EXERCISE> Locate every line in the records below that holds the word "Выверка" and return each one.

INPUT MATERIAL>
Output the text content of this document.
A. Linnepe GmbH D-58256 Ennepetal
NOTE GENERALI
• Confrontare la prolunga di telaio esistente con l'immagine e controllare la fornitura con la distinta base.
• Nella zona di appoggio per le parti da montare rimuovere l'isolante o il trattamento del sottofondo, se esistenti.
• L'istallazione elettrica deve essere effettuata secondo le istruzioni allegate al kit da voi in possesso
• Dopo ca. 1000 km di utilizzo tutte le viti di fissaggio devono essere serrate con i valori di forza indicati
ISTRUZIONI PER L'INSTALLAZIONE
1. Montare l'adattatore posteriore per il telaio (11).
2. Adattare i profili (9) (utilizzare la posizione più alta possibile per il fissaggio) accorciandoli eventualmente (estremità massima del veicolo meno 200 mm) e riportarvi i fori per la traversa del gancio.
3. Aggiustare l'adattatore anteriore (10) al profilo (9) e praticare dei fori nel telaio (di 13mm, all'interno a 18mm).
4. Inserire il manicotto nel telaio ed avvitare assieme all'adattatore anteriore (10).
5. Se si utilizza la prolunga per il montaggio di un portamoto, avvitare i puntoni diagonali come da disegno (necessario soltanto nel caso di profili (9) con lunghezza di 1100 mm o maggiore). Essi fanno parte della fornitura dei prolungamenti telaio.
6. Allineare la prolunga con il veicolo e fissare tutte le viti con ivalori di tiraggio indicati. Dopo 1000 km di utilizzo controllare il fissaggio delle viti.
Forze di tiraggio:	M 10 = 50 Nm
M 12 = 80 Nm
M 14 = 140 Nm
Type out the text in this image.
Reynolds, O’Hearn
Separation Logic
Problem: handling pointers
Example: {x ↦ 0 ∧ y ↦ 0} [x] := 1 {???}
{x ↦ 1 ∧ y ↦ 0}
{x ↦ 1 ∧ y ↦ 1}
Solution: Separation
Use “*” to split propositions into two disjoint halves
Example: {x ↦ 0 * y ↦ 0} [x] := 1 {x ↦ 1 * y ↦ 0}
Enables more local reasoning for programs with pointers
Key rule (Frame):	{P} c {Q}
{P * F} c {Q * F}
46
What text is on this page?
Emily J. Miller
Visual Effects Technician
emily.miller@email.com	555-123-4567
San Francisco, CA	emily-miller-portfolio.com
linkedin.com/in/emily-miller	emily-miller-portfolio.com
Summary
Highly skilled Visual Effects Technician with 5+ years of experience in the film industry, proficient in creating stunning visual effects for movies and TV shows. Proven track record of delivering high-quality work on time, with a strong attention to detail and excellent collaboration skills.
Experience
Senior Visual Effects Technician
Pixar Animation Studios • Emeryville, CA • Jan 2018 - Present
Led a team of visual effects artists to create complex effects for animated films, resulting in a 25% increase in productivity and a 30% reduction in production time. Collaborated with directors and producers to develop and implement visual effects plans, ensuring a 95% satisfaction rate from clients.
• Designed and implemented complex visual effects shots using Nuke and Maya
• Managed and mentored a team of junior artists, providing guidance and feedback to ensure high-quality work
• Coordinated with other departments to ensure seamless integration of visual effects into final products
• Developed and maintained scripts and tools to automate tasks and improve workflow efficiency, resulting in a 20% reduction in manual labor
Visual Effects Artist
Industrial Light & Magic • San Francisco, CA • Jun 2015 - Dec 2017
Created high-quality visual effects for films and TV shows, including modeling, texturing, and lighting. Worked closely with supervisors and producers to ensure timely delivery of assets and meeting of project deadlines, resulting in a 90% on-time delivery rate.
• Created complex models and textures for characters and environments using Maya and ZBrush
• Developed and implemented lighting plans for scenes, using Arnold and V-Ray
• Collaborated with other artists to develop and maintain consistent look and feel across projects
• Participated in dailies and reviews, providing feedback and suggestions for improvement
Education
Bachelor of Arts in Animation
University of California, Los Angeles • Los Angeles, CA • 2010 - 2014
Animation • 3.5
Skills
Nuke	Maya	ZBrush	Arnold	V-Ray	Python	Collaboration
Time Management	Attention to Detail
==
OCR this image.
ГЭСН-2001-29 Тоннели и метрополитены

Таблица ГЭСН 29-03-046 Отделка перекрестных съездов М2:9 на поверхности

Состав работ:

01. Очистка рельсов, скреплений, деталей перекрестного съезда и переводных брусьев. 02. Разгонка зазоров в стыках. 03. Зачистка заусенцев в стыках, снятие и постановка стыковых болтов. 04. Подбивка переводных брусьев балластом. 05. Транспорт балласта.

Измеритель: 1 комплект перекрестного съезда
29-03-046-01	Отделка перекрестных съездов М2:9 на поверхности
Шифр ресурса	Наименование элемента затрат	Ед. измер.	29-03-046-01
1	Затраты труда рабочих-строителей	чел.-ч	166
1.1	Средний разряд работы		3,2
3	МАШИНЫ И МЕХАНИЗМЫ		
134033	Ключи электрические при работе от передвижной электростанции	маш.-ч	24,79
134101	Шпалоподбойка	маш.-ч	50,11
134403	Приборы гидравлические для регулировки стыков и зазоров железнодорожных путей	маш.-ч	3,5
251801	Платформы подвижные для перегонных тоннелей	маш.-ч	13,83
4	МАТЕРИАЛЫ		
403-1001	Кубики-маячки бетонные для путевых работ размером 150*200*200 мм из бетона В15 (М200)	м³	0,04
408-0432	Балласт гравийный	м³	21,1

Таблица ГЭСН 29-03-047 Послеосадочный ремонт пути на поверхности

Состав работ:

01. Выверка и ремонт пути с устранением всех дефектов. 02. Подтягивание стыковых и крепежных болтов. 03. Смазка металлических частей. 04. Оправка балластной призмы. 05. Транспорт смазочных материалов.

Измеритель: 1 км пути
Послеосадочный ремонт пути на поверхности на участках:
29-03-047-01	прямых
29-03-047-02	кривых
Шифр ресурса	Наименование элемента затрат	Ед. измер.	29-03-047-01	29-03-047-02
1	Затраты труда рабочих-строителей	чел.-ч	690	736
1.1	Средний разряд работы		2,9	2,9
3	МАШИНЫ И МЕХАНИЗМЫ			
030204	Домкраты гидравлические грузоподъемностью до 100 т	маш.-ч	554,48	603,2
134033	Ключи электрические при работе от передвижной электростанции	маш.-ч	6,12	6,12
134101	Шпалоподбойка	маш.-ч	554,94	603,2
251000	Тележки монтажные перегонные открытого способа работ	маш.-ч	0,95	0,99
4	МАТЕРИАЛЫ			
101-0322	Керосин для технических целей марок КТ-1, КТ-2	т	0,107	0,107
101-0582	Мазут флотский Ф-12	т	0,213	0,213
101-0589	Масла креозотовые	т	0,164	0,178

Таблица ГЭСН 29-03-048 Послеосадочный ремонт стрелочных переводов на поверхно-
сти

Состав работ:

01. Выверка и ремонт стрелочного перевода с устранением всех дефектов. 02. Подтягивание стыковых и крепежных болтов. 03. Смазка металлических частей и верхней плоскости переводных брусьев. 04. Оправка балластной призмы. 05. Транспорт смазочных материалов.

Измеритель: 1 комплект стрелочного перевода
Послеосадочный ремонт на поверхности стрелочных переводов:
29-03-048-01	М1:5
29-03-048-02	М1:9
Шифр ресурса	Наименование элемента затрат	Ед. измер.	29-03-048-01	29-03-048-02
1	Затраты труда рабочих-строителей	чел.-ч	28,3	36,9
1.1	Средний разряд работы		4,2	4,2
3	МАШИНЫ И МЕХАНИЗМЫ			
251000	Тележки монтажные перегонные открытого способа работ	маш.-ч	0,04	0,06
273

ANSWER TO THE PROBLEM>
01. Выверка и ремонт пути с устранением всех дефектов. 02. Подтягивание стыковых и крепежных болтов. 03. Смазка металлических частей. 04. Оправка балластной призмы. 05. Транспорт смазочных материалов.
01. Выверка и ремонт стрелочного перевода с устранением всех дефектов. 02. Подтягивание стыковых и крепежных болтов. 03. Смазка металлических частей и верхней плоскости переводных брусьев. 04. Оправка балластной призмы. 05. Транспорт смазочных материалов.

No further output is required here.